** BEGIN EXERCISE MATERIALS **

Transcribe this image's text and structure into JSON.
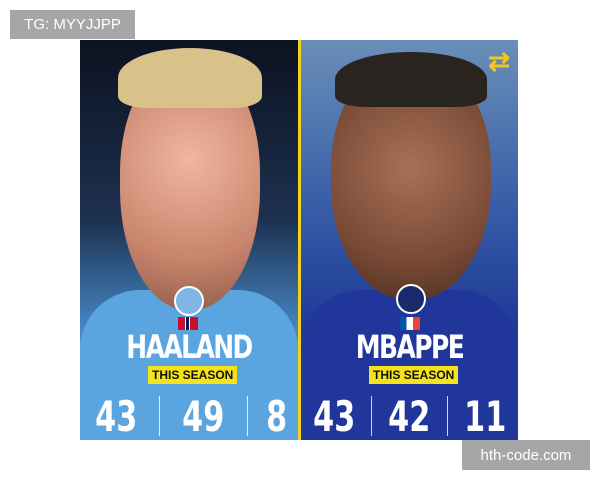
{
  "watermarks": {
    "top_left": "TG: MYYJJPP",
    "bottom_right": "hth-code.com"
  },
  "players": [
    {
      "name": "HAALAND",
      "badge": "this-season",
      "season_label": "THIS SEASON",
      "stats": [
        "43",
        "49",
        "8"
      ],
      "club": "manchester-city-crest",
      "flag": "norway-flag",
      "shirt_color": "#5aa4e0"
    },
    {
      "name": "MBAPPE",
      "season_label": "THIS SEASON",
      "stats": [
        "43",
        "42",
        "11"
      ],
      "club": "psg-crest",
      "flag": "france-flag",
      "shirt_color": "#20369a"
    }
  ],
  "swap_icon": "swap-arrows-icon",
  "accent": "#f4e21a"
}
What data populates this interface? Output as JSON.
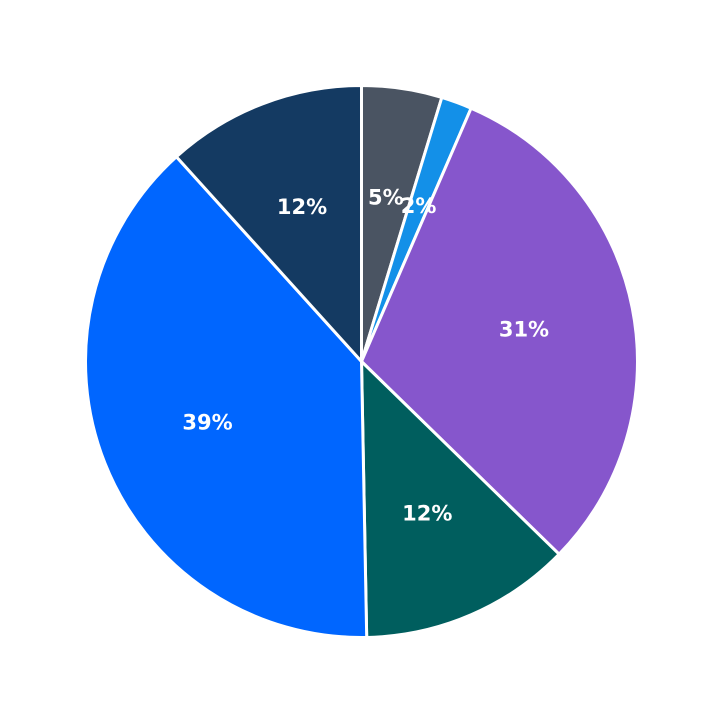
{
  "chart_data": {
    "type": "pie",
    "start_angle_deg": 90,
    "direction": "clockwise",
    "slices": [
      {
        "label": "5%",
        "value": 4.7,
        "color": "#4a5462"
      },
      {
        "label": "2%",
        "value": 1.8,
        "color": "#1390e8"
      },
      {
        "label": "31%",
        "value": 30.8,
        "color": "#8656cc"
      },
      {
        "label": "12%",
        "value": 12.4,
        "color": "#005e5e"
      },
      {
        "label": "39%",
        "value": 38.6,
        "color": "#0066ff"
      },
      {
        "label": "12%",
        "value": 11.7,
        "color": "#143a62"
      }
    ]
  }
}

** END EXERCISE MATERIALS **

» **AIM OF THE EXERCISE**: Repeat the listing above exactly, with no pictures.

» **PROBLEM SOLUTION**:
Transcribe this image's text and structure into JSON.
{
  "watermarks": {
    "top_left": "TG: MYYJJPP",
    "bottom_right": "hth-code.com"
  },
  "players": [
    {
      "name": "HAALAND",
      "badge": "this-season",
      "season_label": "THIS SEASON",
      "stats": [
        "43",
        "49",
        "8"
      ],
      "club": "manchester-city-crest",
      "flag": "norway-flag",
      "shirt_color": "#5aa4e0"
    },
    {
      "name": "MBAPPE",
      "season_label": "THIS SEASON",
      "stats": [
        "43",
        "42",
        "11"
      ],
      "club": "psg-crest",
      "flag": "france-flag",
      "shirt_color": "#20369a"
    }
  ],
  "swap_icon": "swap-arrows-icon",
  "accent": "#f4e21a"
}
What data populates this interface? Output as JSON.
{
  "chart_data": {
    "type": "pie",
    "start_angle_deg": 90,
    "direction": "clockwise",
    "slices": [
      {
        "label": "5%",
        "value": 4.7,
        "color": "#4a5462"
      },
      {
        "label": "2%",
        "value": 1.8,
        "color": "#1390e8"
      },
      {
        "label": "31%",
        "value": 30.8,
        "color": "#8656cc"
      },
      {
        "label": "12%",
        "value": 12.4,
        "color": "#005e5e"
      },
      {
        "label": "39%",
        "value": 38.6,
        "color": "#0066ff"
      },
      {
        "label": "12%",
        "value": 11.7,
        "color": "#143a62"
      }
    ]
  }
}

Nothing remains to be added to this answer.